What to produce:
Will you output the entries below exactly, skipping every image they contain?

(Dataset entries)
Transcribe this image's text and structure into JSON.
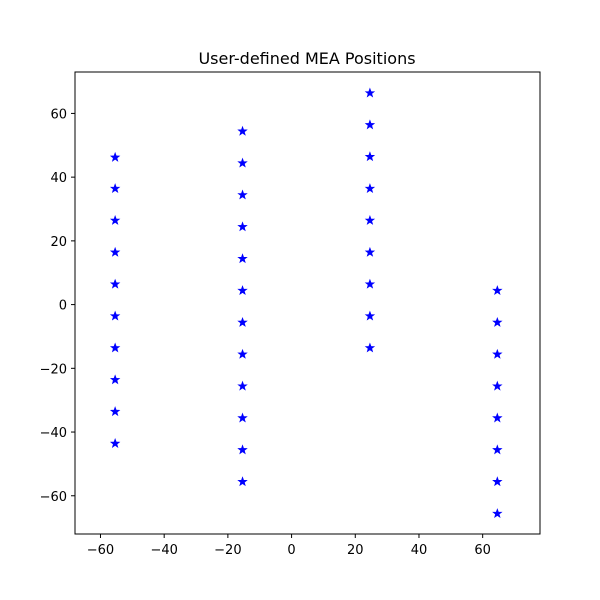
{
  "chart_data": {
    "type": "scatter",
    "title": "User-defined MEA Positions",
    "xlabel": "",
    "ylabel": "",
    "xlim": [
      -68,
      78
    ],
    "ylim": [
      -72,
      73
    ],
    "grid": false,
    "marker": "star",
    "color": "#0000ff",
    "xticks": [
      -60,
      -40,
      -20,
      0,
      20,
      40,
      60
    ],
    "yticks": [
      -60,
      -40,
      -20,
      0,
      20,
      40,
      60
    ],
    "xtick_labels": [
      "−60",
      "−40",
      "−20",
      "0",
      "20",
      "40",
      "60"
    ],
    "ytick_labels": [
      "−60",
      "−40",
      "−20",
      "0",
      "20",
      "40",
      "60"
    ],
    "series": [
      {
        "points": [
          {
            "x": -55.4,
            "y": 46.2
          },
          {
            "x": -55.4,
            "y": 36.4
          },
          {
            "x": -55.4,
            "y": 26.4
          },
          {
            "x": -55.4,
            "y": 16.4
          },
          {
            "x": -55.4,
            "y": 6.4
          },
          {
            "x": -55.4,
            "y": -3.6
          },
          {
            "x": -55.4,
            "y": -13.6
          },
          {
            "x": -55.4,
            "y": -23.6
          },
          {
            "x": -55.4,
            "y": -33.6
          },
          {
            "x": -55.4,
            "y": -43.6
          },
          {
            "x": -15.4,
            "y": 54.4
          },
          {
            "x": -15.4,
            "y": 44.4
          },
          {
            "x": -15.4,
            "y": 34.4
          },
          {
            "x": -15.4,
            "y": 24.4
          },
          {
            "x": -15.4,
            "y": 14.4
          },
          {
            "x": -15.4,
            "y": 4.4
          },
          {
            "x": -15.4,
            "y": -5.6
          },
          {
            "x": -15.4,
            "y": -15.6
          },
          {
            "x": -15.4,
            "y": -25.6
          },
          {
            "x": -15.4,
            "y": -35.6
          },
          {
            "x": -15.4,
            "y": -45.6
          },
          {
            "x": -15.4,
            "y": -55.6
          },
          {
            "x": 24.6,
            "y": 66.4
          },
          {
            "x": 24.6,
            "y": 56.4
          },
          {
            "x": 24.6,
            "y": 46.4
          },
          {
            "x": 24.6,
            "y": 36.4
          },
          {
            "x": 24.6,
            "y": 26.4
          },
          {
            "x": 24.6,
            "y": 16.4
          },
          {
            "x": 24.6,
            "y": 6.4
          },
          {
            "x": 24.6,
            "y": -3.6
          },
          {
            "x": 24.6,
            "y": -13.6
          },
          {
            "x": 64.6,
            "y": 4.4
          },
          {
            "x": 64.6,
            "y": -5.6
          },
          {
            "x": 64.6,
            "y": -15.6
          },
          {
            "x": 64.6,
            "y": -25.6
          },
          {
            "x": 64.6,
            "y": -35.6
          },
          {
            "x": 64.6,
            "y": -45.6
          },
          {
            "x": 64.6,
            "y": -55.6
          },
          {
            "x": 64.6,
            "y": -65.6
          }
        ]
      }
    ]
  }
}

Output below:
Transcribe this image's text and structure into JSON.
{
  "chart_data": {
    "type": "scatter",
    "title": "User-defined MEA Positions",
    "xlabel": "",
    "ylabel": "",
    "xlim": [
      -68,
      78
    ],
    "ylim": [
      -72,
      73
    ],
    "grid": false,
    "marker": "star",
    "color": "#0000ff",
    "xticks": [
      -60,
      -40,
      -20,
      0,
      20,
      40,
      60
    ],
    "yticks": [
      -60,
      -40,
      -20,
      0,
      20,
      40,
      60
    ],
    "xtick_labels": [
      "−60",
      "−40",
      "−20",
      "0",
      "20",
      "40",
      "60"
    ],
    "ytick_labels": [
      "−60",
      "−40",
      "−20",
      "0",
      "20",
      "40",
      "60"
    ],
    "series": [
      {
        "points": [
          {
            "x": -55.4,
            "y": 46.2
          },
          {
            "x": -55.4,
            "y": 36.4
          },
          {
            "x": -55.4,
            "y": 26.4
          },
          {
            "x": -55.4,
            "y": 16.4
          },
          {
            "x": -55.4,
            "y": 6.4
          },
          {
            "x": -55.4,
            "y": -3.6
          },
          {
            "x": -55.4,
            "y": -13.6
          },
          {
            "x": -55.4,
            "y": -23.6
          },
          {
            "x": -55.4,
            "y": -33.6
          },
          {
            "x": -55.4,
            "y": -43.6
          },
          {
            "x": -15.4,
            "y": 54.4
          },
          {
            "x": -15.4,
            "y": 44.4
          },
          {
            "x": -15.4,
            "y": 34.4
          },
          {
            "x": -15.4,
            "y": 24.4
          },
          {
            "x": -15.4,
            "y": 14.4
          },
          {
            "x": -15.4,
            "y": 4.4
          },
          {
            "x": -15.4,
            "y": -5.6
          },
          {
            "x": -15.4,
            "y": -15.6
          },
          {
            "x": -15.4,
            "y": -25.6
          },
          {
            "x": -15.4,
            "y": -35.6
          },
          {
            "x": -15.4,
            "y": -45.6
          },
          {
            "x": -15.4,
            "y": -55.6
          },
          {
            "x": 24.6,
            "y": 66.4
          },
          {
            "x": 24.6,
            "y": 56.4
          },
          {
            "x": 24.6,
            "y": 46.4
          },
          {
            "x": 24.6,
            "y": 36.4
          },
          {
            "x": 24.6,
            "y": 26.4
          },
          {
            "x": 24.6,
            "y": 16.4
          },
          {
            "x": 24.6,
            "y": 6.4
          },
          {
            "x": 24.6,
            "y": -3.6
          },
          {
            "x": 24.6,
            "y": -13.6
          },
          {
            "x": 64.6,
            "y": 4.4
          },
          {
            "x": 64.6,
            "y": -5.6
          },
          {
            "x": 64.6,
            "y": -15.6
          },
          {
            "x": 64.6,
            "y": -25.6
          },
          {
            "x": 64.6,
            "y": -35.6
          },
          {
            "x": 64.6,
            "y": -45.6
          },
          {
            "x": 64.6,
            "y": -55.6
          },
          {
            "x": 64.6,
            "y": -65.6
          }
        ]
      }
    ]
  }
}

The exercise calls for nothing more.